-- Start of INPUT DATA --

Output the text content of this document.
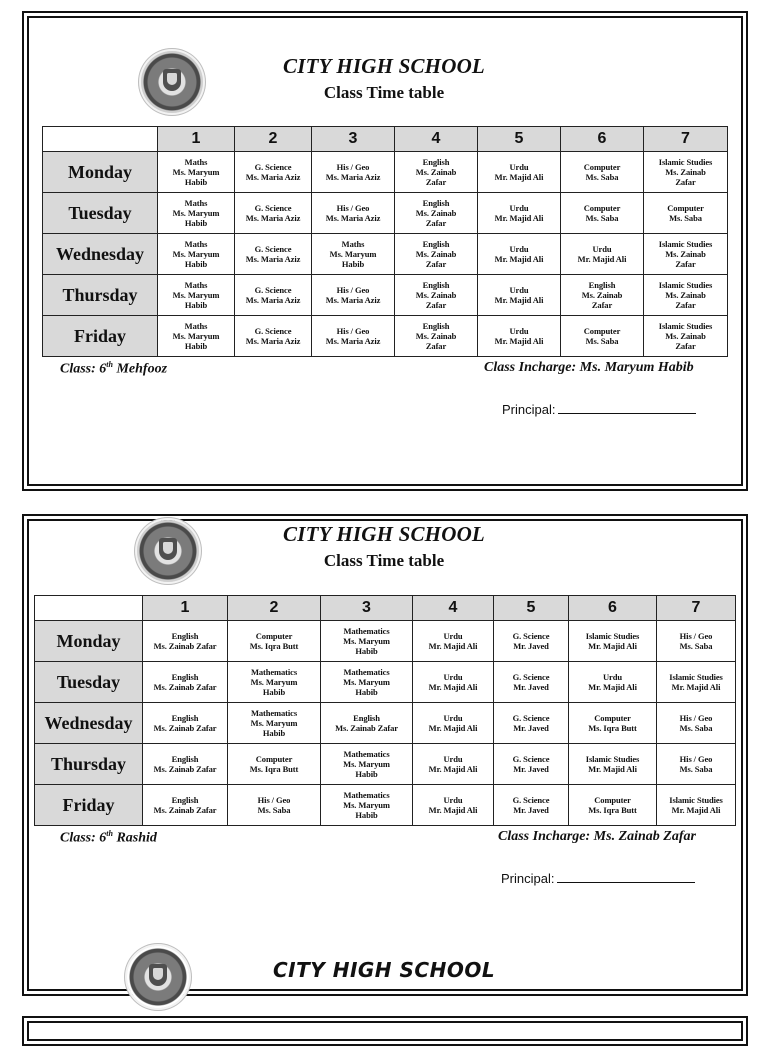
CITY HIGH SCHOOL
Class Time table
	1	2	3	4	5	6	7
Monday	Maths
Ms. Maryum
Habib	G. Science
Ms. Maria Aziz	His / Geo
Ms. Maria Aziz	English
Ms. Zainab
Zafar	Urdu
Mr. Majid Ali	Computer
Ms. Saba	Islamic Studies
Ms. Zainab
Zafar

Tuesday	Maths
Ms. Maryum
Habib	G. Science
Ms. Maria Aziz	His / Geo
Ms. Maria Aziz	English
Ms. Zainab
Zafar	Urdu
Mr. Majid Ali	Computer
Ms. Saba	Computer
Ms. Saba

Wednesday	Maths
Ms. Maryum
Habib	G. Science
Ms. Maria Aziz	Maths
Ms. Maryum
Habib	English
Ms. Zainab
Zafar	Urdu
Mr. Majid Ali	Urdu
Mr. Majid Ali	Islamic Studies
Ms. Zainab
Zafar

Thursday	Maths
Ms. Maryum
Habib	G. Science
Ms. Maria Aziz	His / Geo
Ms. Maria Aziz	English
Ms. Zainab
Zafar	Urdu
Mr. Majid Ali	English
Ms. Zainab
Zafar	Islamic Studies
Ms. Zainab
Zafar

Friday	Maths
Ms. Maryum
Habib	G. Science
Ms. Maria Aziz	His / Geo
Ms. Maria Aziz	English
Ms. Zainab
Zafar	Urdu
Mr. Majid Ali	Computer
Ms. Saba	Islamic Studies
Ms. Zainab
Zafar
Class: 6th Mehfooz	Class Incharge: Ms. Maryum Habib
Principal:
CITY HIGH SCHOOL
Class Time table
	1	2	3	4	5	6	7
Monday	English
Ms. Zainab Zafar	Computer
Ms. Iqra Butt	Mathematics
Ms. Maryum
Habib	Urdu
Mr. Majid Ali	G. Science
Mr. Javed	Islamic Studies
Mr. Majid Ali	His / Geo
Ms. Saba

Tuesday	English
Ms. Zainab Zafar	Mathematics
Ms. Maryum
Habib	Mathematics
Ms. Maryum
Habib	Urdu
Mr. Majid Ali	G. Science
Mr. Javed	Urdu
Mr. Majid Ali	Islamic Studies
Mr. Majid Ali

Wednesday	English
Ms. Zainab Zafar	Mathematics
Ms. Maryum
Habib	English
Ms. Zainab Zafar	Urdu
Mr. Majid Ali	G. Science
Mr. Javed	Computer
Ms. Iqra Butt	His / Geo
Ms. Saba

Thursday	English
Ms. Zainab Zafar	Computer
Ms. Iqra Butt	Mathematics
Ms. Maryum
Habib	Urdu
Mr. Majid Ali	G. Science
Mr. Javed	Islamic Studies
Mr. Majid Ali	His / Geo
Ms. Saba

Friday	English
Ms. Zainab Zafar	His / Geo
Ms. Saba	Mathematics
Ms. Maryum
Habib	Urdu
Mr. Majid Ali	G. Science
Mr. Javed	Computer
Ms. Iqra Butt	Islamic Studies
Mr. Majid Ali
Class: 6th Rashid	Class Incharge: Ms. Zainab Zafar
Principal:
CITY HIGH SCHOOL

-- End of INPUT DATA --

Copy the material exactly. Do not include the pictures.

Output the text content of this document.
CITY HIGH SCHOOL
Class Time table
	1	2	3	4	5	6	7
Monday	Maths
Ms. Maryum
Habib	G. Science
Ms. Maria Aziz	His / Geo
Ms. Maria Aziz	English
Ms. Zainab
Zafar	Urdu
Mr. Majid Ali	Computer
Ms. Saba	Islamic Studies
Ms. Zainab
Zafar

Tuesday	Maths
Ms. Maryum
Habib	G. Science
Ms. Maria Aziz	His / Geo
Ms. Maria Aziz	English
Ms. Zainab
Zafar	Urdu
Mr. Majid Ali	Computer
Ms. Saba	Computer
Ms. Saba

Wednesday	Maths
Ms. Maryum
Habib	G. Science
Ms. Maria Aziz	Maths
Ms. Maryum
Habib	English
Ms. Zainab
Zafar	Urdu
Mr. Majid Ali	Urdu
Mr. Majid Ali	Islamic Studies
Ms. Zainab
Zafar

Thursday	Maths
Ms. Maryum
Habib	G. Science
Ms. Maria Aziz	His / Geo
Ms. Maria Aziz	English
Ms. Zainab
Zafar	Urdu
Mr. Majid Ali	English
Ms. Zainab
Zafar	Islamic Studies
Ms. Zainab
Zafar

Friday	Maths
Ms. Maryum
Habib	G. Science
Ms. Maria Aziz	His / Geo
Ms. Maria Aziz	English
Ms. Zainab
Zafar	Urdu
Mr. Majid Ali	Computer
Ms. Saba	Islamic Studies
Ms. Zainab
Zafar
Class: 6th Mehfooz	Class Incharge: Ms. Maryum Habib
Principal:
CITY HIGH SCHOOL
Class Time table
	1	2	3	4	5	6	7
Monday	English
Ms. Zainab Zafar	Computer
Ms. Iqra Butt	Mathematics
Ms. Maryum
Habib	Urdu
Mr. Majid Ali	G. Science
Mr. Javed	Islamic Studies
Mr. Majid Ali	His / Geo
Ms. Saba

Tuesday	English
Ms. Zainab Zafar	Mathematics
Ms. Maryum
Habib	Mathematics
Ms. Maryum
Habib	Urdu
Mr. Majid Ali	G. Science
Mr. Javed	Urdu
Mr. Majid Ali	Islamic Studies
Mr. Majid Ali

Wednesday	English
Ms. Zainab Zafar	Mathematics
Ms. Maryum
Habib	English
Ms. Zainab Zafar	Urdu
Mr. Majid Ali	G. Science
Mr. Javed	Computer
Ms. Iqra Butt	His / Geo
Ms. Saba

Thursday	English
Ms. Zainab Zafar	Computer
Ms. Iqra Butt	Mathematics
Ms. Maryum
Habib	Urdu
Mr. Majid Ali	G. Science
Mr. Javed	Islamic Studies
Mr. Majid Ali	His / Geo
Ms. Saba

Friday	English
Ms. Zainab Zafar	His / Geo
Ms. Saba	Mathematics
Ms. Maryum
Habib	Urdu
Mr. Majid Ali	G. Science
Mr. Javed	Computer
Ms. Iqra Butt	Islamic Studies
Mr. Majid Ali
Class: 6th Rashid	Class Incharge: Ms. Zainab Zafar
Principal:
CITY HIGH SCHOOL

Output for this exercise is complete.